— What this task involves —
Search the records for the word "Speaking" and report each line that has it.

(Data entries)
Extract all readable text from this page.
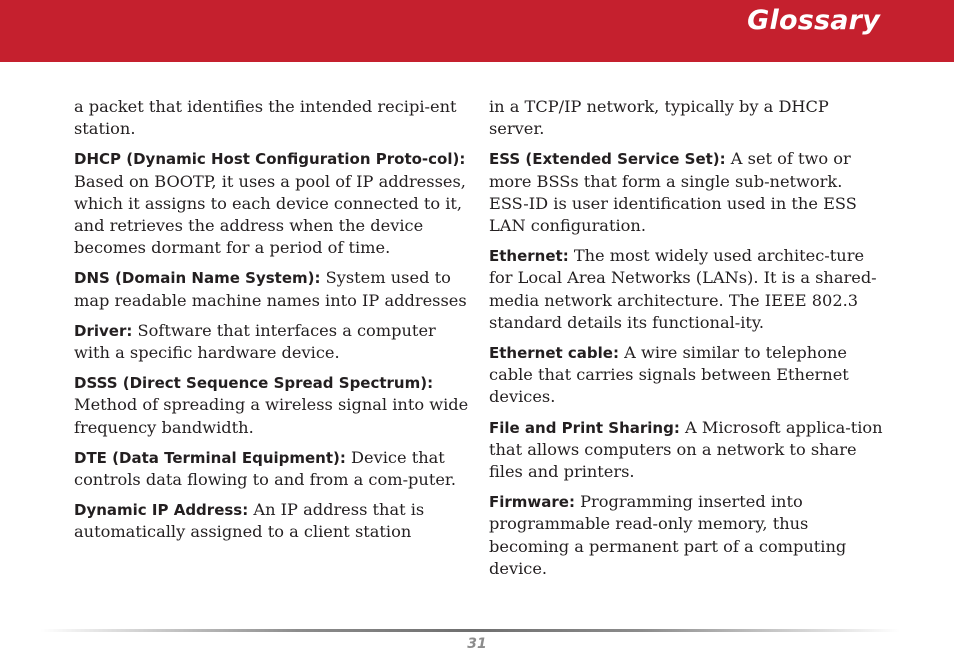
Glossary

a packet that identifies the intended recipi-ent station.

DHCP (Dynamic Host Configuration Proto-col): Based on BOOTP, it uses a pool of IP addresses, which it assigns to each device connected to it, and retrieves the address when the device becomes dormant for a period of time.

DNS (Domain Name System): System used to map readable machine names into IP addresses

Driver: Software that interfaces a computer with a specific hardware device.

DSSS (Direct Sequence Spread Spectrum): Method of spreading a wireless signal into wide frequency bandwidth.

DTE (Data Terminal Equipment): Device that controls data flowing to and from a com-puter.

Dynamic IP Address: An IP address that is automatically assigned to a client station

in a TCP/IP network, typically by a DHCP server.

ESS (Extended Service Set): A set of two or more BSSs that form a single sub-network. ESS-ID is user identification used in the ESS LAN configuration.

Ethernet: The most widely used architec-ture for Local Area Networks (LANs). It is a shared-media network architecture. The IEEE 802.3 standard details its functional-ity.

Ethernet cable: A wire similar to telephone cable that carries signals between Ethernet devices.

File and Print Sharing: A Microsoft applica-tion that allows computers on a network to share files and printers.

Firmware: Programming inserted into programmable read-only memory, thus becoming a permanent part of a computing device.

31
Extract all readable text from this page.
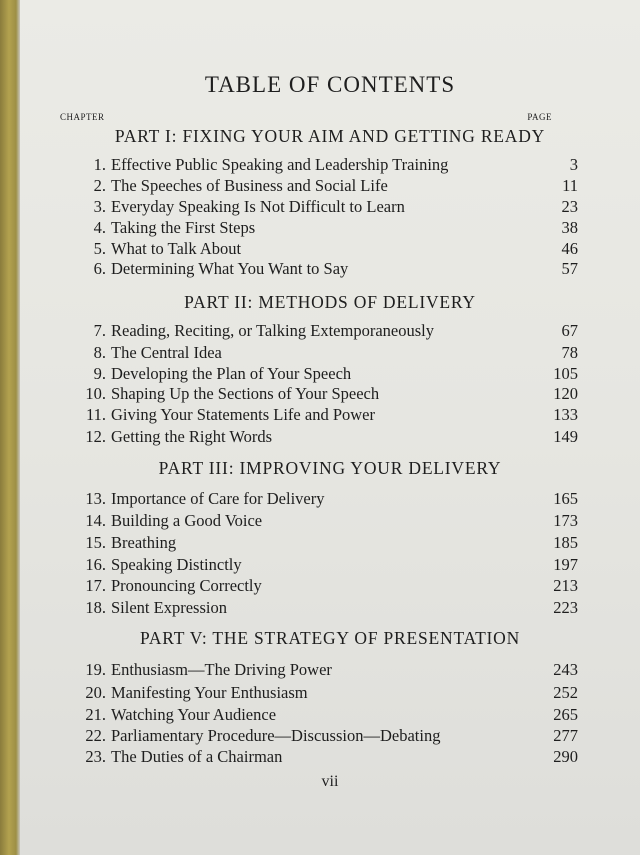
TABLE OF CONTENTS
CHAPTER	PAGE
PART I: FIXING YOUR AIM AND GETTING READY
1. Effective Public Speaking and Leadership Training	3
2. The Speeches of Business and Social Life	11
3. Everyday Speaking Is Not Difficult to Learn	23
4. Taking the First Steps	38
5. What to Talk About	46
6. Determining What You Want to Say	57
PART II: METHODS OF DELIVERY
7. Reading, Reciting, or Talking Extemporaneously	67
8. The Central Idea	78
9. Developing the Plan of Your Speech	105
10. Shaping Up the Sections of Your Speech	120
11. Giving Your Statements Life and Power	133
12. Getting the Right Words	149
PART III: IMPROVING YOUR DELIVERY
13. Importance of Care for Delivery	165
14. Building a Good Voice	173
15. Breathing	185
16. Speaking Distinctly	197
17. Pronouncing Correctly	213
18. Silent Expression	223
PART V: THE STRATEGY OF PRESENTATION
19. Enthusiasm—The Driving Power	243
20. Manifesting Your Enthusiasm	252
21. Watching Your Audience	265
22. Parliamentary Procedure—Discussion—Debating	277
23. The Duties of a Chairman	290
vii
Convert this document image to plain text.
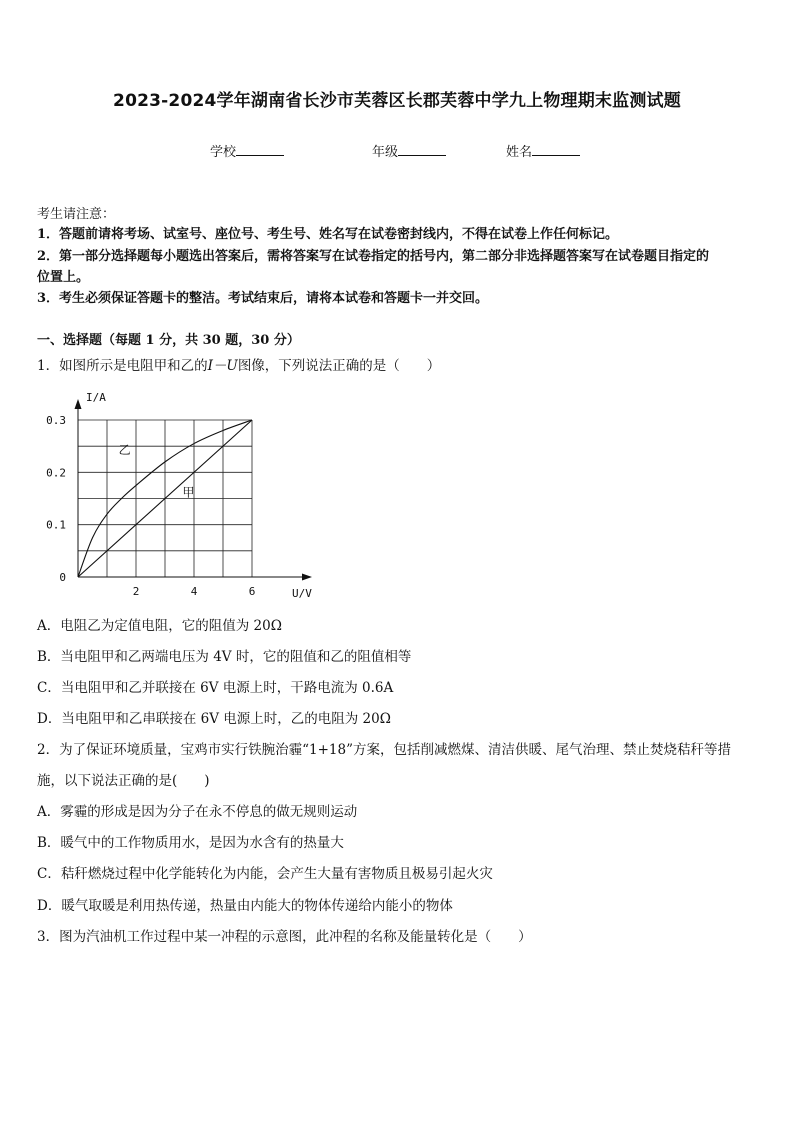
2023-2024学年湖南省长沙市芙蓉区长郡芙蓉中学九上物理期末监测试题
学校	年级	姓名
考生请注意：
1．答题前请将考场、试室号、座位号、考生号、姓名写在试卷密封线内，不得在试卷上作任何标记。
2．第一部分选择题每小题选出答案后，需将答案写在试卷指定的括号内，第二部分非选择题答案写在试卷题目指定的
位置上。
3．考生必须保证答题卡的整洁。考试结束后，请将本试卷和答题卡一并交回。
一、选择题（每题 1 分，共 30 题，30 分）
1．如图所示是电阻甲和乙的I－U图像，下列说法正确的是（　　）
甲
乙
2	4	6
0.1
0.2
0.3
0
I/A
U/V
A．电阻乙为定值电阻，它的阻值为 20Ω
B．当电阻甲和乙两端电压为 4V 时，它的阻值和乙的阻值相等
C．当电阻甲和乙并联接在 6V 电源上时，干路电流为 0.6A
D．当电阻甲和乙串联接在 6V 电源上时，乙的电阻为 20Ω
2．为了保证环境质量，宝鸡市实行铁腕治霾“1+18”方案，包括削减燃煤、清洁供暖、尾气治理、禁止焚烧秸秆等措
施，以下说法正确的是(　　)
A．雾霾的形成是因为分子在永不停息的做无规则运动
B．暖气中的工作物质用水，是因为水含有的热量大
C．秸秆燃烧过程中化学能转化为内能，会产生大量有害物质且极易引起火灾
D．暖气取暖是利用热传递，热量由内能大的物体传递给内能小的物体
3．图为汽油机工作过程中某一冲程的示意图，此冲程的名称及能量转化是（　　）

— Answer to the problem —
1. Effective Public Speaking and Leadership Training	3
3. Everyday Speaking Is Not Difficult to Learn	23
16. Speaking Distinctly	197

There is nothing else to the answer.